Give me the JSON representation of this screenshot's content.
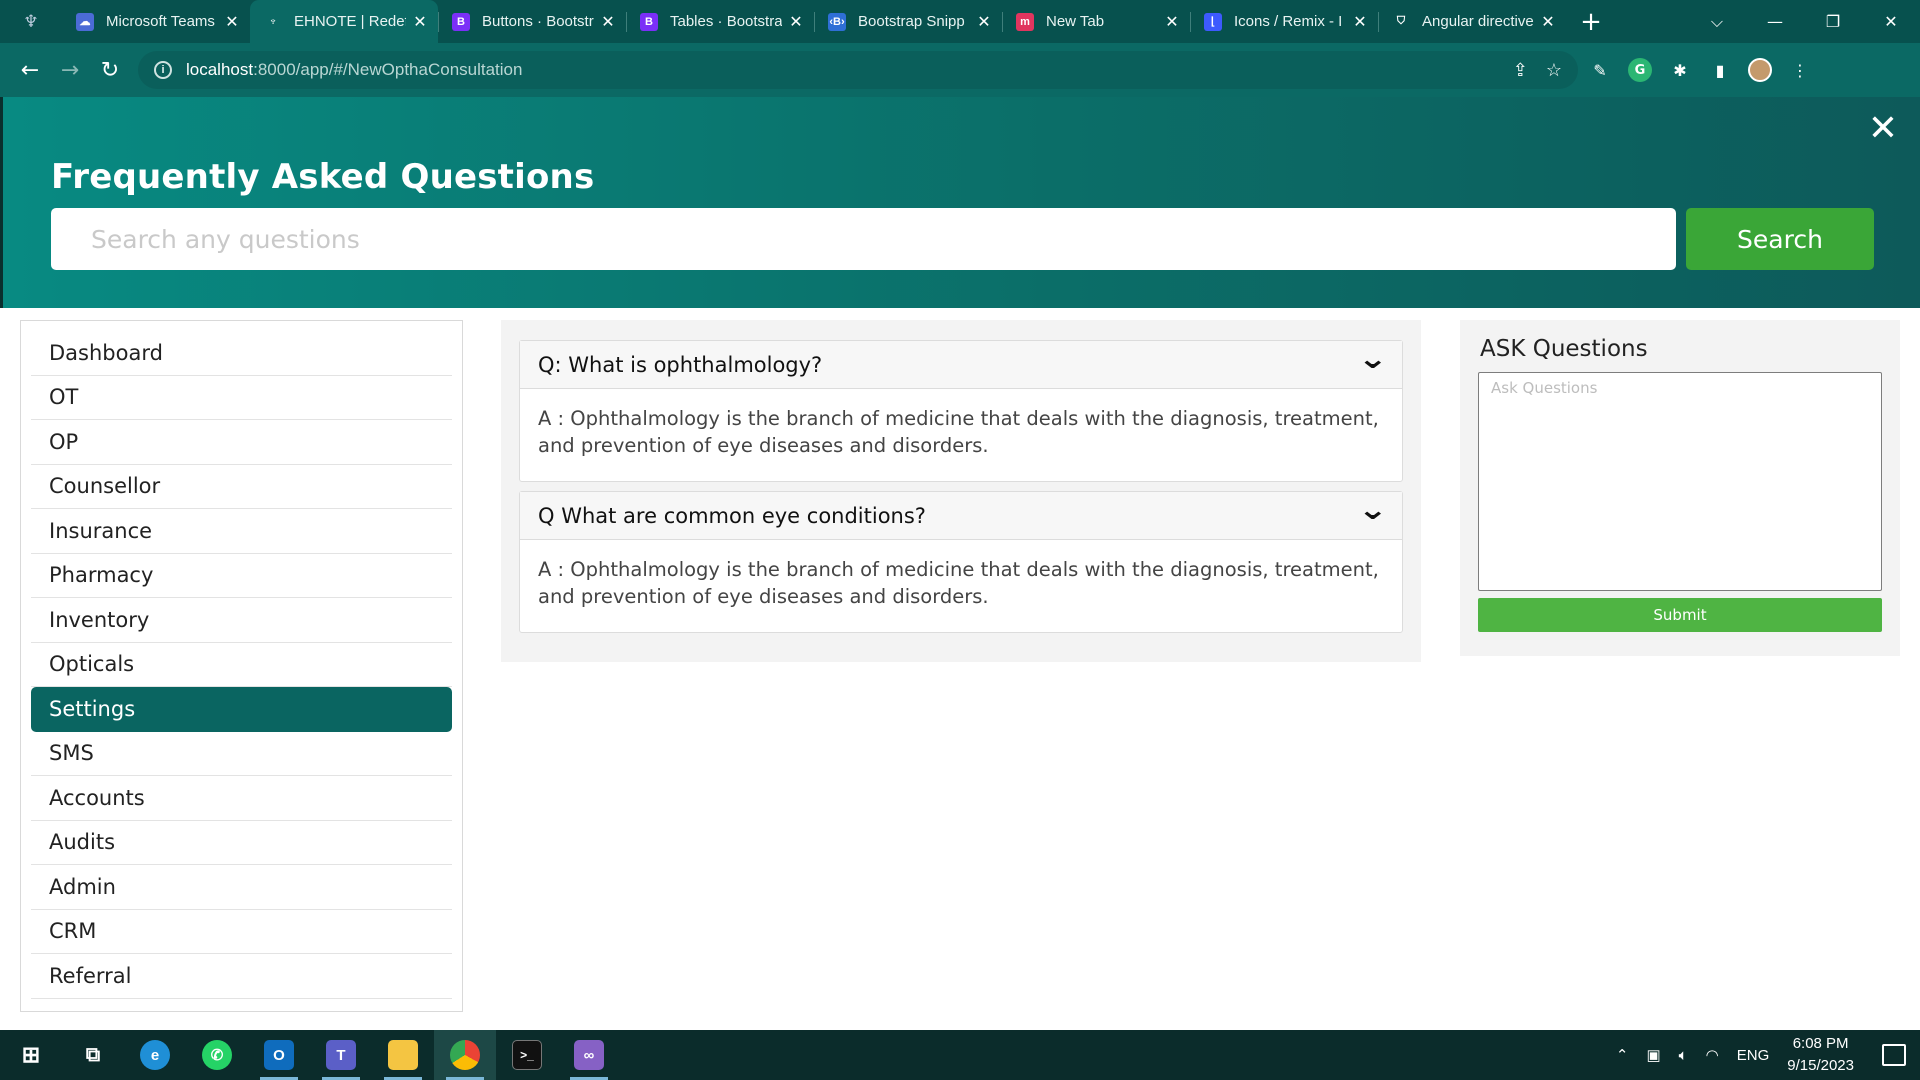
{
  "browser": {
    "tabs": [
      {
        "title": "Microsoft Teams",
        "icon": "teams-icon",
        "color": "#4b6bd6",
        "glyph": "☁"
      },
      {
        "title": "EHNOTE | Redefi",
        "icon": "ehnote-icon",
        "color": "transparent",
        "glyph": "♆",
        "active": true
      },
      {
        "title": "Buttons · Bootstr",
        "icon": "bootstrap-icon",
        "color": "#7b2ff7",
        "glyph": "B"
      },
      {
        "title": "Tables · Bootstra",
        "icon": "bootstrap-icon",
        "color": "#7b2ff7",
        "glyph": "B"
      },
      {
        "title": "Bootstrap Snipp",
        "icon": "snippets-icon",
        "color": "#2f6fd6",
        "glyph": "‹B›"
      },
      {
        "title": "New Tab",
        "icon": "newtab-icon",
        "color": "#e0355f",
        "glyph": "m"
      },
      {
        "title": "Icons / Remix - I",
        "icon": "remix-icon",
        "color": "#3d5afe",
        "glyph": "⌊"
      },
      {
        "title": "Angular directive",
        "icon": "angular-icon",
        "color": "transparent",
        "glyph": "⛉"
      }
    ],
    "url_host": "localhost",
    "url_path": ":8000/app/#/NewOpthaConsultation"
  },
  "header": {
    "title": "Frequently Asked Questions",
    "search_placeholder": "Search any questions",
    "search_label": "Search"
  },
  "sidebar": {
    "items": [
      "Dashboard",
      "OT",
      "OP",
      "Counsellor",
      "Insurance",
      "Pharmacy",
      "Inventory",
      "Opticals",
      "Settings",
      "SMS",
      "Accounts",
      "Audits",
      "Admin",
      "CRM",
      "Referral"
    ],
    "active": "Settings"
  },
  "faq": [
    {
      "question": "Q: What is ophthalmology?",
      "answer": "A : Ophthalmology is the branch of medicine that deals with the diagnosis, treatment, and prevention of eye diseases and disorders."
    },
    {
      "question": "Q What are common eye conditions?",
      "answer": "A : Ophthalmology is the branch of medicine that deals with the diagnosis, treatment, and prevention of eye diseases and disorders."
    }
  ],
  "ask": {
    "title": "ASK Questions",
    "placeholder": "Ask Questions",
    "submit_label": "Submit"
  },
  "taskbar": {
    "language": "ENG",
    "time": "6:08 PM",
    "date": "9/15/2023"
  },
  "colors": {
    "header_start": "#088a82",
    "header_end": "#0d5a5a",
    "accent_green": "#3aa637",
    "active_nav": "#0a6561"
  }
}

- _What needs to be done_:
Scan the listing above. Gather each line that contains the word "title".

- _Solution to this problem_:
        "title": "Microsoft Teams",
        "title": "EHNOTE | Redefi",
        "title": "Buttons · Bootstr",
        "title": "Tables · Bootstra",
        "title": "Bootstrap Snipp",
        "title": "New Tab",
        "title": "Icons / Remix - I",
        "title": "Angular directive",
    "title": "Frequently Asked Questions",
    "title": "ASK Questions",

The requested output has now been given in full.